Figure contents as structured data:

————

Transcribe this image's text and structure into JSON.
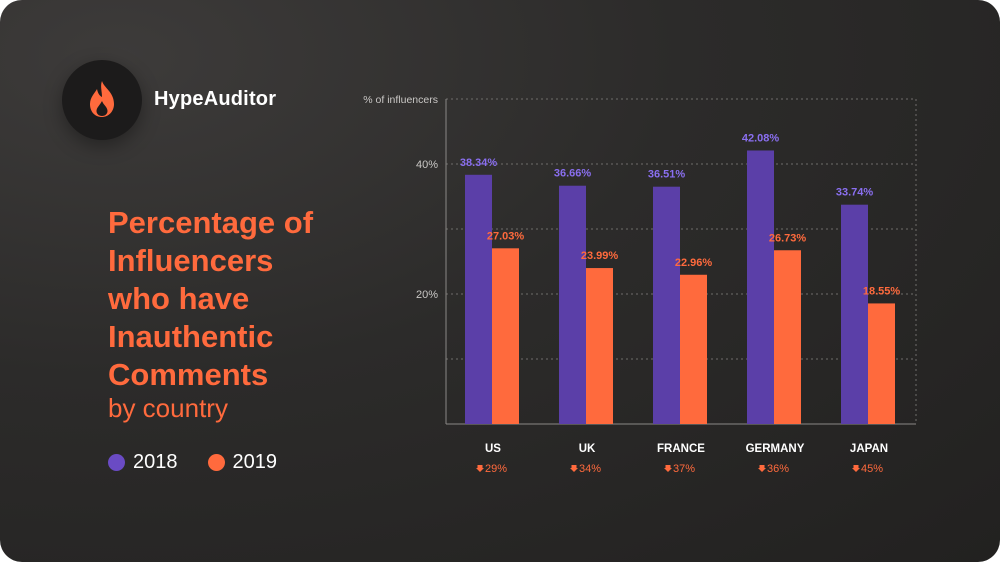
{
  "brand": {
    "name": "HypeAuditor",
    "icon": "flame-icon",
    "accent": "#ff6a3d"
  },
  "title_lines": [
    "Percentage of",
    "Influencers",
    "who have",
    "Inauthentic",
    "Comments"
  ],
  "subtitle": "by country",
  "legend": [
    {
      "label": "2018",
      "color": "#6a4bc4"
    },
    {
      "label": "2019",
      "color": "#ff6a3d"
    }
  ],
  "chart_data": {
    "type": "bar",
    "ylabel": "% of influencers",
    "categories": [
      "US",
      "UK",
      "FRANCE",
      "GERMANY",
      "JAPAN"
    ],
    "series": [
      {
        "name": "2018",
        "values": [
          38.34,
          36.66,
          36.51,
          42.08,
          33.74
        ],
        "labels": [
          "38.34%",
          "36.66%",
          "36.51%",
          "42.08%",
          "33.74%"
        ],
        "color": "#5b3fa8",
        "label_color": "#8a6ff0"
      },
      {
        "name": "2019",
        "values": [
          27.03,
          23.99,
          22.96,
          26.73,
          18.55
        ],
        "labels": [
          "27.03%",
          "23.99%",
          "22.96%",
          "26.73%",
          "18.55%"
        ],
        "color": "#ff6a3d",
        "label_color": "#ff6a3d"
      }
    ],
    "changes": [
      "29%",
      "34%",
      "37%",
      "36%",
      "45%"
    ],
    "change_color": "#ff6a3d",
    "yticks": [
      {
        "value": 20,
        "label": "20%"
      },
      {
        "value": 40,
        "label": "40%"
      }
    ],
    "ylim": [
      0,
      50
    ],
    "grid": true
  }
}
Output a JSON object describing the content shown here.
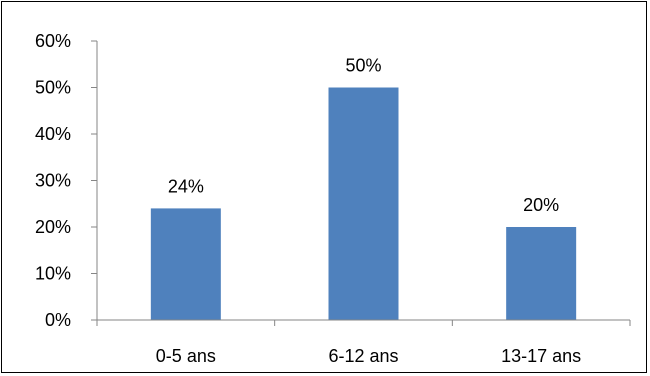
{
  "chart_data": {
    "type": "bar",
    "title": "",
    "xlabel": "",
    "ylabel": "",
    "categories": [
      "0-5 ans",
      "6-12 ans",
      "13-17 ans"
    ],
    "values": [
      24,
      50,
      20
    ],
    "data_labels": [
      "24%",
      "50%",
      "20%"
    ],
    "ylim": [
      0,
      60
    ],
    "y_ticks": [
      0,
      10,
      20,
      30,
      40,
      50,
      60
    ],
    "y_tick_labels": [
      "0%",
      "10%",
      "20%",
      "30%",
      "40%",
      "50%",
      "60%"
    ],
    "grid": false,
    "legend": "none",
    "colors": {
      "bar": "#4F81BD",
      "axis": "#868686",
      "border": "#000000"
    }
  }
}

————

Goal. Extract, word for word, each line from the one that contains "Output a JSON" through the final line of the data above. Leave the pictures out.

Solution to this task.
Output a JSON object describing the content shown here.
{
  "chart_data": {
    "type": "bar",
    "title": "",
    "xlabel": "",
    "ylabel": "",
    "categories": [
      "0-5 ans",
      "6-12 ans",
      "13-17 ans"
    ],
    "values": [
      24,
      50,
      20
    ],
    "data_labels": [
      "24%",
      "50%",
      "20%"
    ],
    "ylim": [
      0,
      60
    ],
    "y_ticks": [
      0,
      10,
      20,
      30,
      40,
      50,
      60
    ],
    "y_tick_labels": [
      "0%",
      "10%",
      "20%",
      "30%",
      "40%",
      "50%",
      "60%"
    ],
    "grid": false,
    "legend": "none",
    "colors": {
      "bar": "#4F81BD",
      "axis": "#868686",
      "border": "#000000"
    }
  }
}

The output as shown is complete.